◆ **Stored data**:
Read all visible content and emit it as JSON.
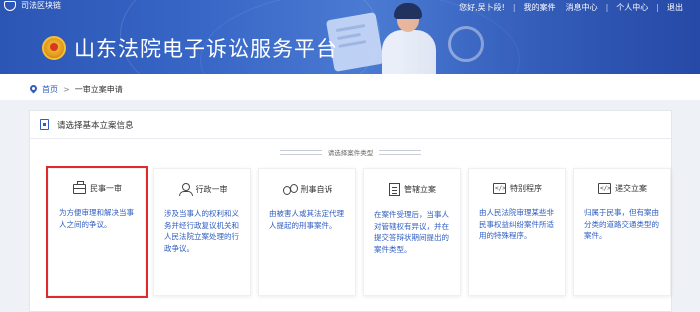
{
  "header": {
    "top_logo_text": "司法区块链",
    "greeting": "您好,吴卜段!",
    "links": [
      "我的案件",
      "消息中心",
      "个人中心",
      "退出"
    ],
    "site_title": "山东法院电子诉讼服务平台"
  },
  "breadcrumb": {
    "home": "首页",
    "separator": ">",
    "current": "一审立案申请"
  },
  "panel": {
    "heading": "请选择基本立案信息",
    "divider_label": "请选择案件类型"
  },
  "cards": [
    {
      "icon": "briefcase-icon",
      "title": "民事一审",
      "desc": "为方便审理和解决当事人之间的争议。",
      "selected": true
    },
    {
      "icon": "person-icon",
      "title": "行政一审",
      "desc": "涉及当事人的权利和义务并经行政复议机关和人民法院立案处理的行政争议。",
      "selected": false
    },
    {
      "icon": "handcuffs-icon",
      "title": "刑事自诉",
      "desc": "由被害人或其法定代理人提起的刑事案件。",
      "selected": false
    },
    {
      "icon": "list-icon",
      "title": "管辖立案",
      "desc": "在案件受理后，当事人对管辖权有异议，并在提交答辩状期间提出的案件类型。",
      "selected": false
    },
    {
      "icon": "code-icon",
      "title": "特别程序",
      "desc": "由人民法院审理某些非民事权益纠纷案件所适用的特殊程序。",
      "selected": false
    },
    {
      "icon": "code-icon",
      "title": "递交立案",
      "desc": "归属于民事，但有案由分类的道路交通类型的案件。",
      "selected": false
    }
  ],
  "colors": {
    "brand_blue": "#2f5cc0",
    "selected_border": "#e0292b",
    "banner_blue": "#3766c6"
  }
}
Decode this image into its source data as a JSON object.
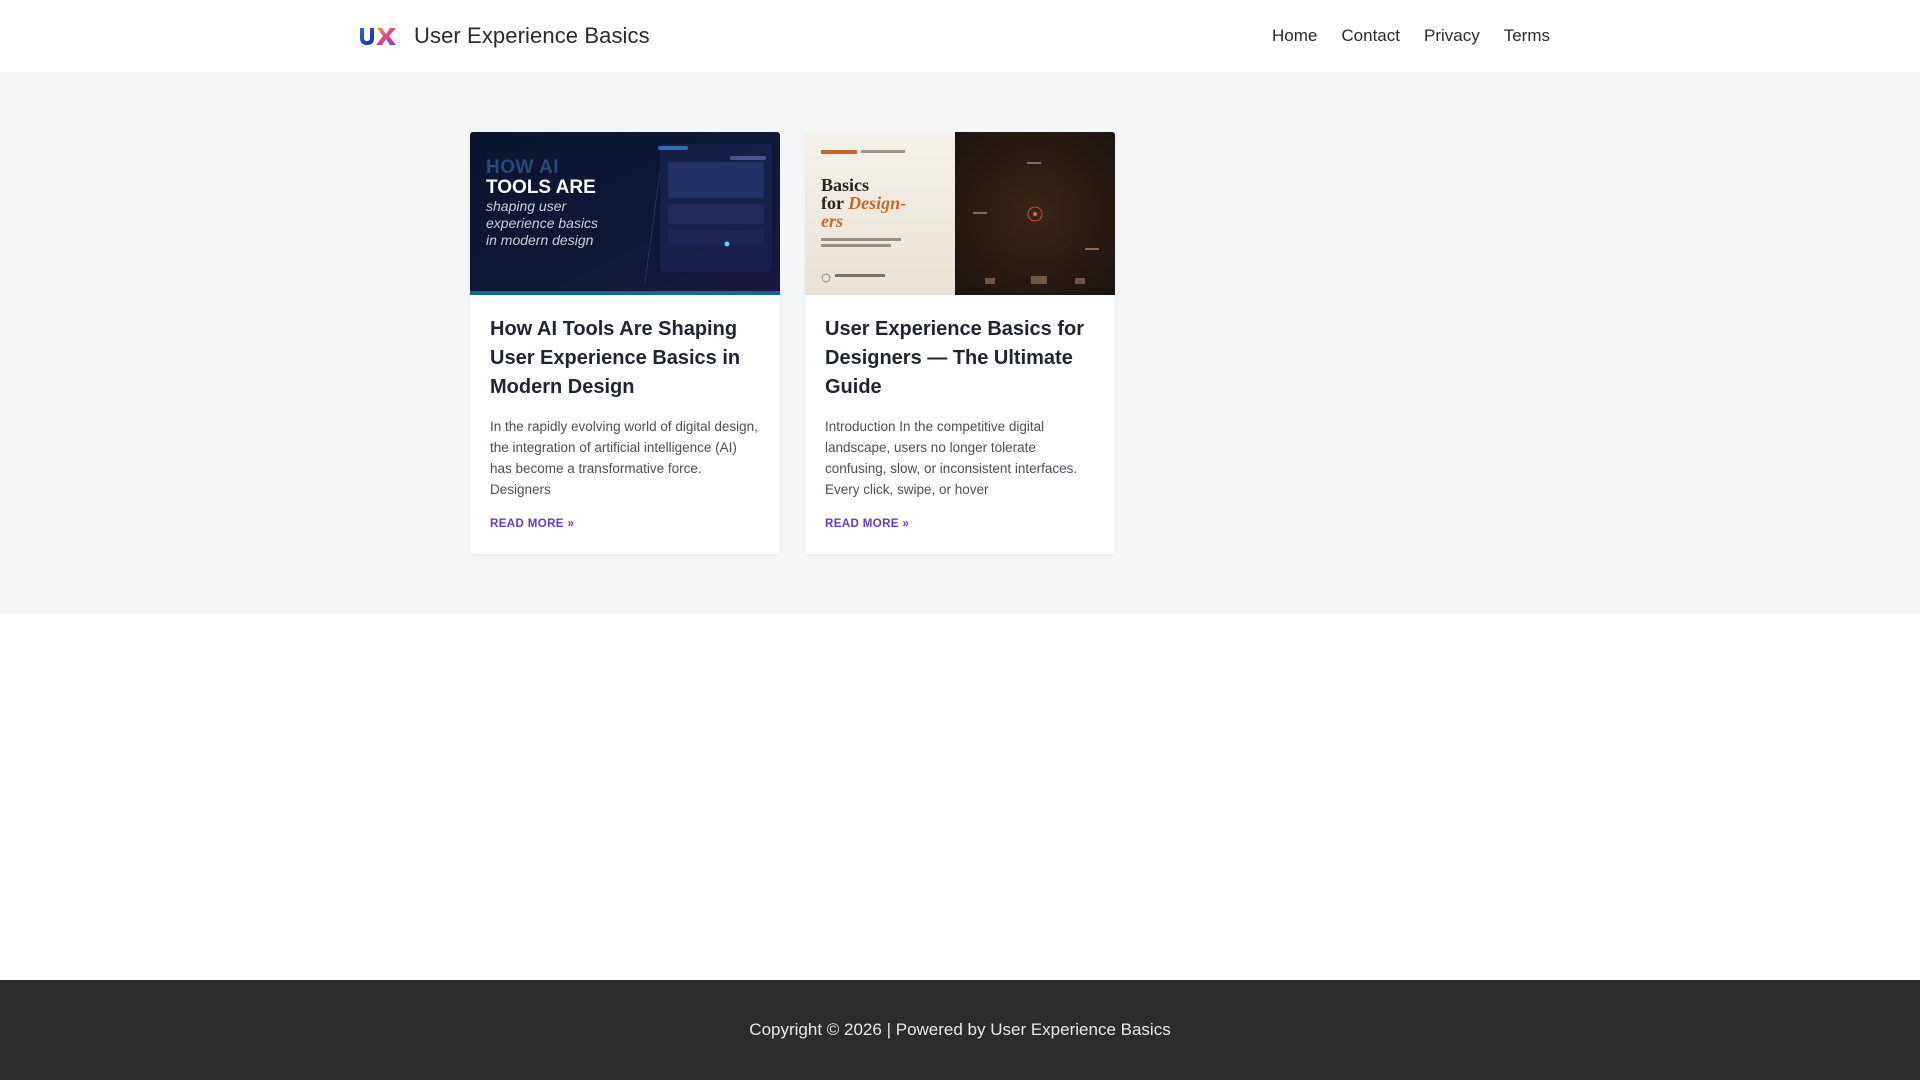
{
  "header": {
    "site_title": "User Experience Basics",
    "logo_icon": "ux-logo-icon",
    "nav": [
      {
        "label": "Home"
      },
      {
        "label": "Contact"
      },
      {
        "label": "Privacy"
      },
      {
        "label": "Terms"
      }
    ]
  },
  "posts": [
    {
      "title": "How AI Tools Are Shaping User Experience Basics in Modern Design",
      "excerpt": "In the rapidly evolving world of digital design, the integration of artificial intelligence (AI) has become a transformative force. Designers",
      "read_more": "READ MORE »",
      "thumb": {
        "line1": "HOW AI",
        "line2": "TOOLS ARE",
        "line3": "shaping user",
        "line4": "experience basics",
        "line5": "in modern design"
      }
    },
    {
      "title": "User Experience Basics for Designers — The Ultimate Guide",
      "excerpt": "Introduction In the competitive digital landscape, users no longer tolerate confusing, slow, or inconsistent interfaces. Every click, swipe, or hover",
      "read_more": "READ MORE »",
      "thumb": {
        "line1": "Basics",
        "line2": "for",
        "line3": "Design-",
        "line4": "ers"
      }
    }
  ],
  "footer": {
    "copyright": "Copyright © 2026",
    "separator": "|",
    "powered": "Powered by User Experience Basics"
  },
  "colors": {
    "accent": "#6a3bb8",
    "content_bg": "#f3f5f7",
    "footer_bg": "#2c2c2c"
  }
}
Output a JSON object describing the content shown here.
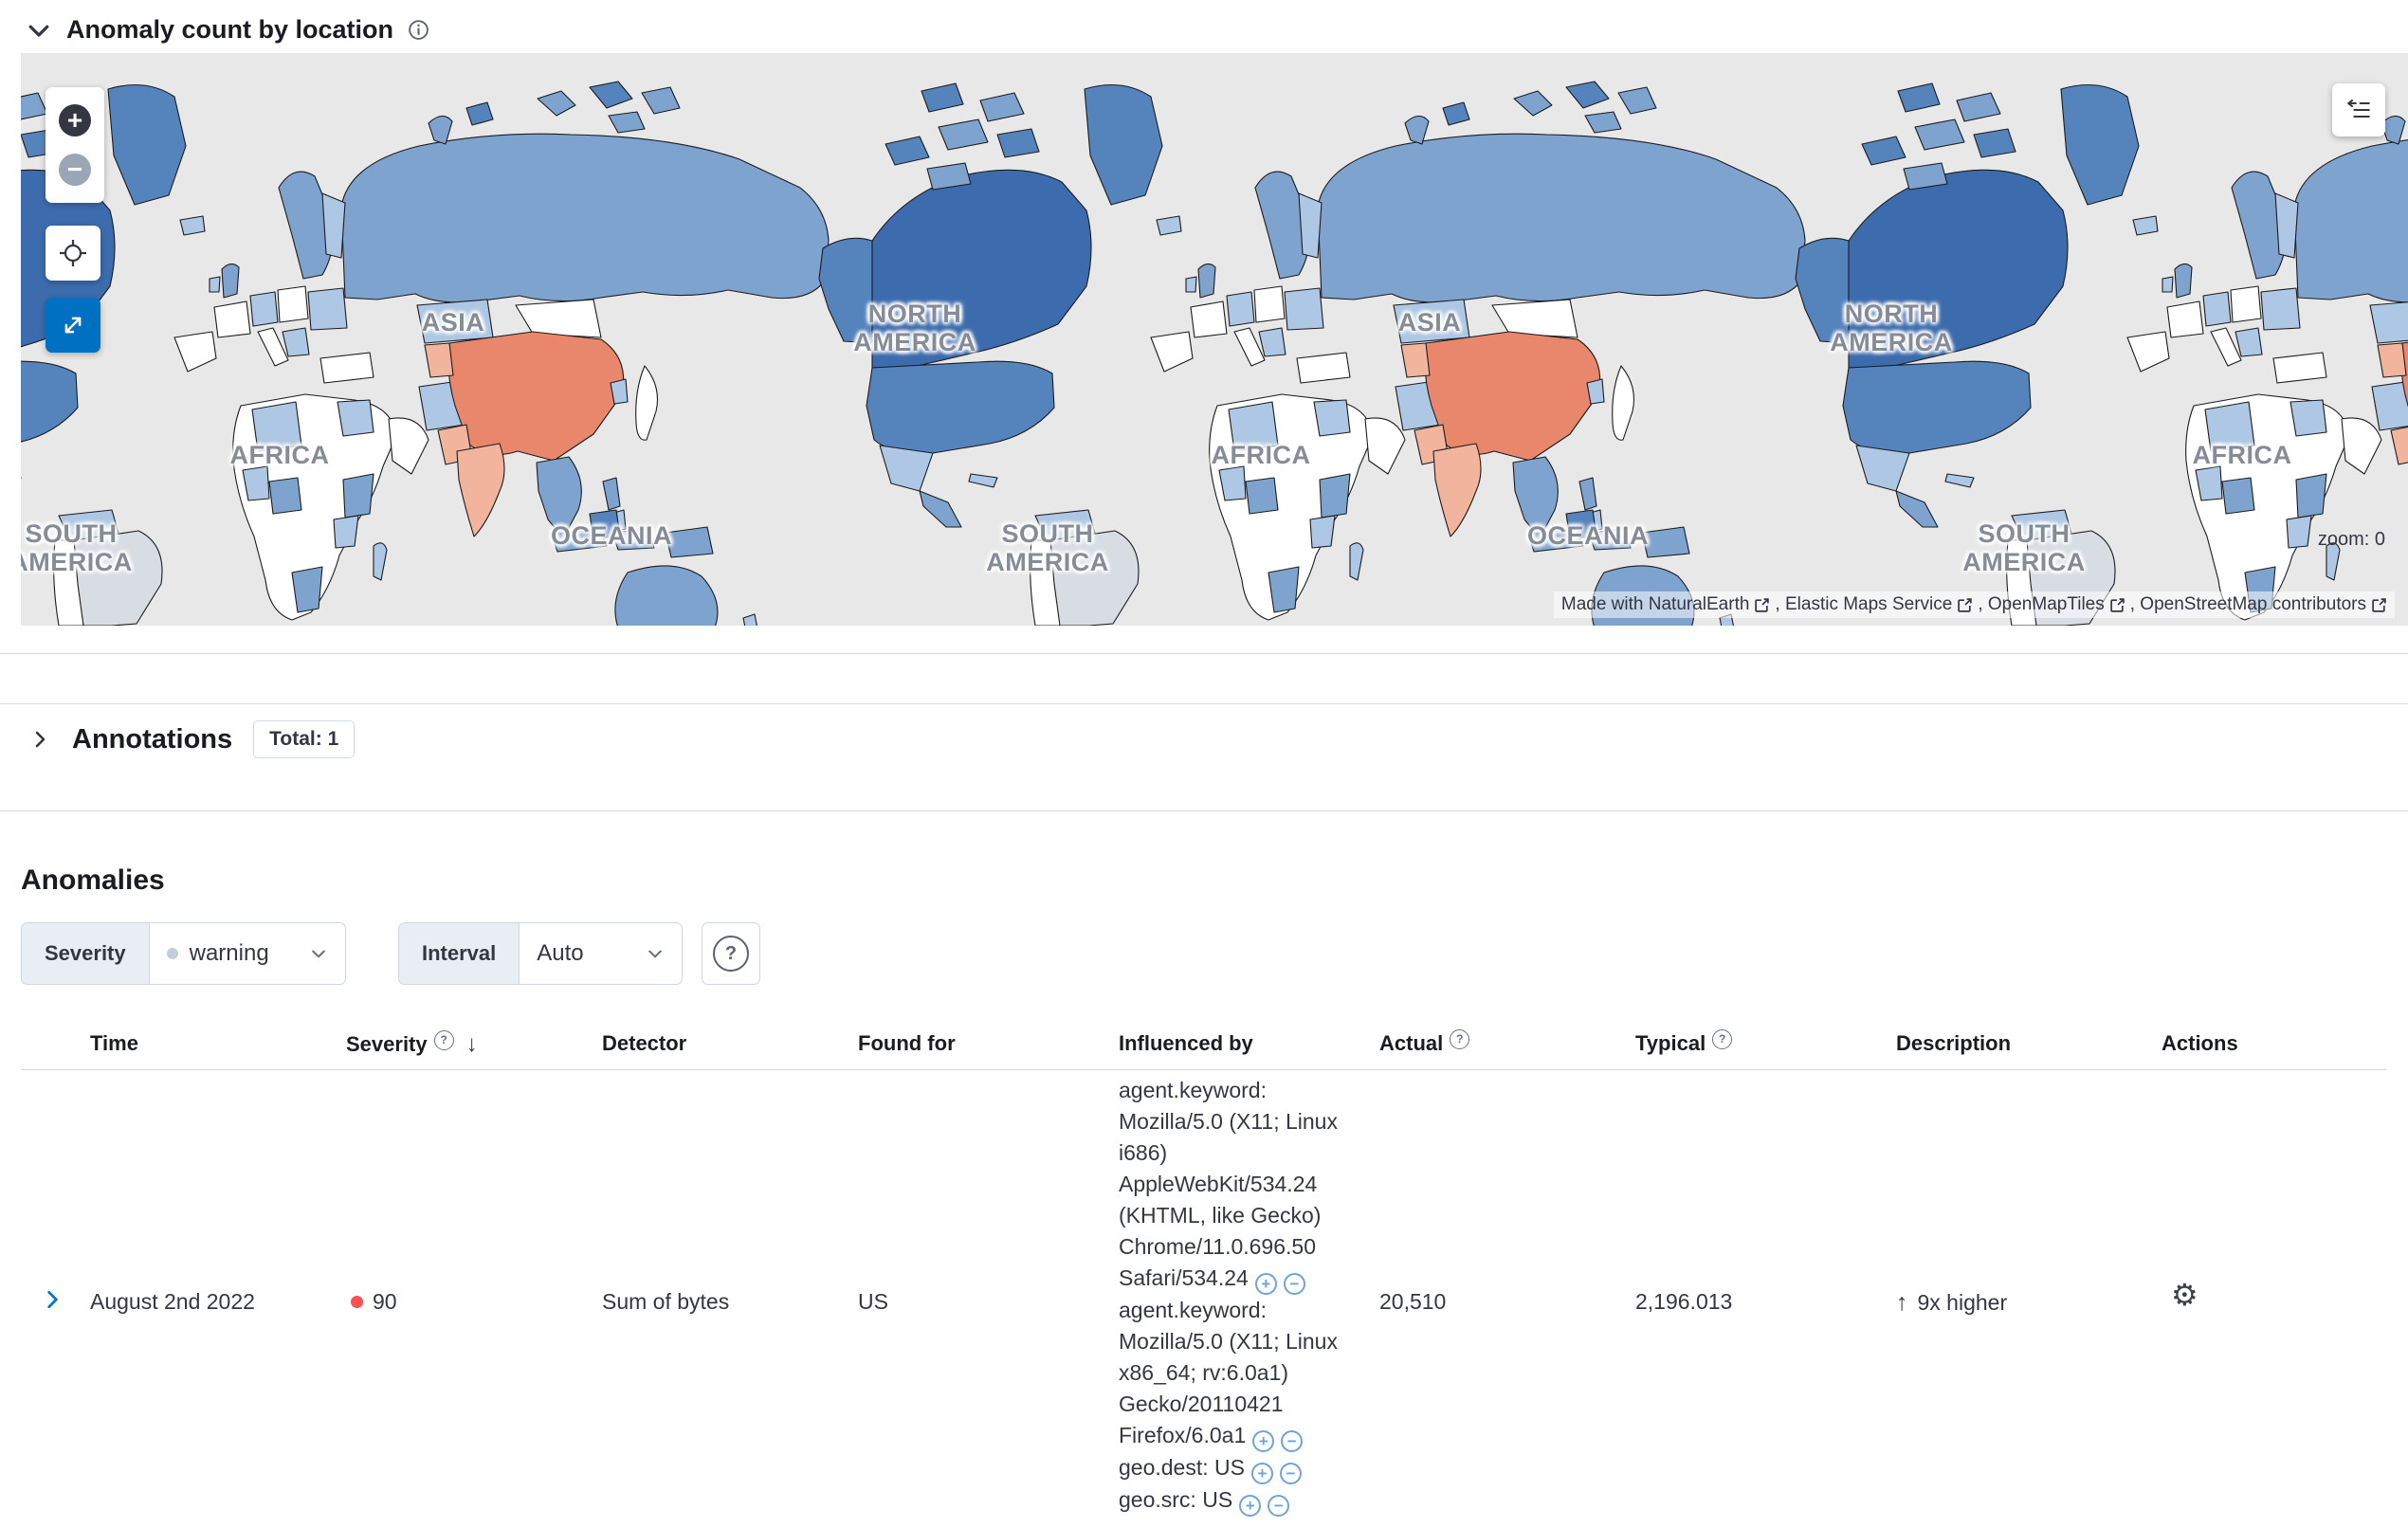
{
  "colors": {
    "accent_blue": "#0071c2",
    "critical_dot": "#fe5050",
    "warning_dot": "#c3cedb",
    "map_anomaly_high": "#e8876c",
    "map_dark_blue": "#3d6cae",
    "map_mid_blue": "#5584bd",
    "map_light_blue": "#7fa3cf",
    "map_no_data": "#d8dce3",
    "ocean": "#e8e8e8"
  },
  "icons": {
    "plus": "+",
    "minus": "−",
    "help": "?",
    "question_small": "?",
    "gear": "⚙",
    "up_arrow": "↑",
    "sort_desc": "↓"
  },
  "map_section": {
    "title": "Anomaly count by location",
    "zoom_label": "zoom: 0",
    "region_labels": [
      "ASIA",
      "NORTH AMERICA",
      "AFRICA",
      "SOUTH AMERICA",
      "OCEANIA"
    ],
    "attribution": [
      "Made with NaturalEarth",
      ", Elastic Maps Service",
      ", OpenMapTiles",
      ", OpenStreetMap contributors"
    ]
  },
  "annotations_section": {
    "title": "Annotations",
    "total_badge": "Total: 1"
  },
  "anomalies": {
    "title": "Anomalies",
    "severity_filter": {
      "label": "Severity",
      "value": "warning"
    },
    "interval_filter": {
      "label": "Interval",
      "value": "Auto"
    },
    "table": {
      "headers": {
        "time": "Time",
        "severity": "Severity",
        "detector": "Detector",
        "found_for": "Found for",
        "influenced_by": "Influenced by",
        "actual": "Actual",
        "typical": "Typical",
        "description": "Description",
        "actions": "Actions"
      },
      "row": {
        "time": "August 2nd 2022",
        "severity_score": "90",
        "detector": "Sum of bytes",
        "found_for": "US",
        "influenced_by": [
          "agent.keyword: Mozilla/5.0 (X11; Linux i686) AppleWebKit/534.24 (KHTML, like Gecko) Chrome/11.0.696.50 Safari/534.24",
          "agent.keyword: Mozilla/5.0 (X11; Linux x86_64; rv:6.0a1) Gecko/20110421 Firefox/6.0a1",
          "geo.dest: US",
          "geo.src: US"
        ],
        "actual": "20,510",
        "typical": "2,196.013",
        "description": "9x higher"
      }
    }
  }
}
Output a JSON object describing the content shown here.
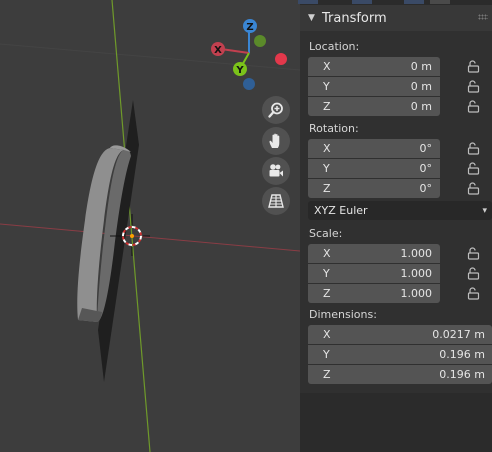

◆ **WORK INSTRUCTIONS**:
Find the word "Designers" in the data and copy out each line where it turns up.

◆ **SOLUTION FOR THIS PROBLEM**:
      "excerpt": "In the rapidly evolving world of digital design, the integration of artificial intelligence (AI) has become a transformative force. Designers",
      "title": "User Experience Basics for Designers — The Ultimate Guide",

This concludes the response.